**Stated exercise**.
Copy all the material that follows, keeping every character the same.
—————
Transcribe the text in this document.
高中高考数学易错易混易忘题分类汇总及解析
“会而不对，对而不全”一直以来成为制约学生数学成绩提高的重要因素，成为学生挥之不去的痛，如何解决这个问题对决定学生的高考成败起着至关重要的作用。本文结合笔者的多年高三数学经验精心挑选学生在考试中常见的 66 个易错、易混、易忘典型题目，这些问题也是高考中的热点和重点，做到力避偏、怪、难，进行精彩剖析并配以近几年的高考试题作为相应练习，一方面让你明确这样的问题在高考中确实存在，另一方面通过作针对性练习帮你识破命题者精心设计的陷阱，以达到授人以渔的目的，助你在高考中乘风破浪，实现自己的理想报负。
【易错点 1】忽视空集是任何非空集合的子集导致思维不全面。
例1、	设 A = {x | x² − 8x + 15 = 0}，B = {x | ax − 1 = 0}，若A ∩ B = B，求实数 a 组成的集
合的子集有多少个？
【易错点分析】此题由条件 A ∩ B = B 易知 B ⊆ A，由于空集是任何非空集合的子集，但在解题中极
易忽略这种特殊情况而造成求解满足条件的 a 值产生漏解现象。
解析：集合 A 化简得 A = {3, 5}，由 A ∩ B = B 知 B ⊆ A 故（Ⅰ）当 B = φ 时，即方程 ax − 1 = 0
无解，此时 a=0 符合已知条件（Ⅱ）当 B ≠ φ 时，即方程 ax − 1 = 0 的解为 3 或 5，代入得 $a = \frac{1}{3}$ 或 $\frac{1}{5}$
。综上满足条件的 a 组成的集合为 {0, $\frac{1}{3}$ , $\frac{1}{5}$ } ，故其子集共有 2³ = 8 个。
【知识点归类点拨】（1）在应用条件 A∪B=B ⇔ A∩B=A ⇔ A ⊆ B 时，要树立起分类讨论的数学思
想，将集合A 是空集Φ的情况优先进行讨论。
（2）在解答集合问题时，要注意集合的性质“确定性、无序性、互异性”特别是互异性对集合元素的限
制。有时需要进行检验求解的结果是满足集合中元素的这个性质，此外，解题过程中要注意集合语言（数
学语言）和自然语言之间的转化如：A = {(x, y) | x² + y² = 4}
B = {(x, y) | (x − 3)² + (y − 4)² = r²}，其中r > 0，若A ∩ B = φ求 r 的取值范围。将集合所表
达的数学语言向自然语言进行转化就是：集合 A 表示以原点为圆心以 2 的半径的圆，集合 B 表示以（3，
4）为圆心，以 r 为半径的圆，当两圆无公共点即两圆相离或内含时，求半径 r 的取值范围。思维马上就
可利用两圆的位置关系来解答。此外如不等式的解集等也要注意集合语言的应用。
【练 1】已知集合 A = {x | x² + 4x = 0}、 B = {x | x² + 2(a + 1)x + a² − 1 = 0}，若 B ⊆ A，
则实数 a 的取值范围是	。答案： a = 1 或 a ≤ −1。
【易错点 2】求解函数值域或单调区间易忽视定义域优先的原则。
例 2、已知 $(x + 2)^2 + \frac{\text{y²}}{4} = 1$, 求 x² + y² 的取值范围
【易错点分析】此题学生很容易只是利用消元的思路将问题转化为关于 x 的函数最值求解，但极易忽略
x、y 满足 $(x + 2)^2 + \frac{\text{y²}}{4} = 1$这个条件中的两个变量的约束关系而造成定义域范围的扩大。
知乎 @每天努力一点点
—————
**The solution**.
Transcribe the text in this document.
高中高考数学易错易混易忘题分类汇总及解析
“会而不对，对而不全”一直以来成为制约学生数学成绩提高的重要因素，成为学生挥之不去的痛，如何解决这个问题对决定学生的高考成败起着至关重要的作用。本文结合笔者的多年高三数学经验精心挑选学生在考试中常见的 66 个易错、易混、易忘典型题目，这些问题也是高考中的热点和重点，做到力避偏、怪、难，进行精彩剖析并配以近几年的高考试题作为相应练习，一方面让你明确这样的问题在高考中确实存在，另一方面通过作针对性练习帮你识破命题者精心设计的陷阱，以达到授人以渔的目的，助你在高考中乘风破浪，实现自己的理想报负。
【易错点 1】忽视空集是任何非空集合的子集导致思维不全面。
例1、	设 A = {x | x² − 8x + 15 = 0}，B = {x | ax − 1 = 0}，若A ∩ B = B，求实数 a 组成的集
合的子集有多少个？
【易错点分析】此题由条件 A ∩ B = B 易知 B ⊆ A，由于空集是任何非空集合的子集，但在解题中极
易忽略这种特殊情况而造成求解满足条件的 a 值产生漏解现象。
解析：集合 A 化简得 A = {3, 5}，由 A ∩ B = B 知 B ⊆ A 故（Ⅰ）当 B = φ 时，即方程 ax − 1 = 0
无解，此时 a=0 符合已知条件（Ⅱ）当 B ≠ φ 时，即方程 ax − 1 = 0 的解为 3 或 5，代入得 $a = \frac{1}{3}$ 或 $\frac{1}{5}$
。综上满足条件的 a 组成的集合为 {0, $\frac{1}{3}$ , $\frac{1}{5}$ } ，故其子集共有 2³ = 8 个。
【知识点归类点拨】（1）在应用条件 A∪B=B ⇔ A∩B=A ⇔ A ⊆ B 时，要树立起分类讨论的数学思
想，将集合A 是空集Φ的情况优先进行讨论。
（2）在解答集合问题时，要注意集合的性质“确定性、无序性、互异性”特别是互异性对集合元素的限
制。有时需要进行检验求解的结果是满足集合中元素的这个性质，此外，解题过程中要注意集合语言（数
学语言）和自然语言之间的转化如：A = {(x, y) | x² + y² = 4}
B = {(x, y) | (x − 3)² + (y − 4)² = r²}，其中r > 0，若A ∩ B = φ求 r 的取值范围。将集合所表
达的数学语言向自然语言进行转化就是：集合 A 表示以原点为圆心以 2 的半径的圆，集合 B 表示以（3，
4）为圆心，以 r 为半径的圆，当两圆无公共点即两圆相离或内含时，求半径 r 的取值范围。思维马上就
可利用两圆的位置关系来解答。此外如不等式的解集等也要注意集合语言的应用。
【练 1】已知集合 A = {x | x² + 4x = 0}、 B = {x | x² + 2(a + 1)x + a² − 1 = 0}，若 B ⊆ A，
则实数 a 的取值范围是	。答案： a = 1 或 a ≤ −1。
【易错点 2】求解函数值域或单调区间易忽视定义域优先的原则。
例 2、已知 $(x + 2)^2 + \frac{\text{y²}}{4} = 1$, 求 x² + y² 的取值范围
【易错点分析】此题学生很容易只是利用消元的思路将问题转化为关于 x 的函数最值求解，但极易忽略
x、y 满足 $(x + 2)^2 + \frac{\text{y²}}{4} = 1$这个条件中的两个变量的约束关系而造成定义域范围的扩大。
知乎 @每天努力一点点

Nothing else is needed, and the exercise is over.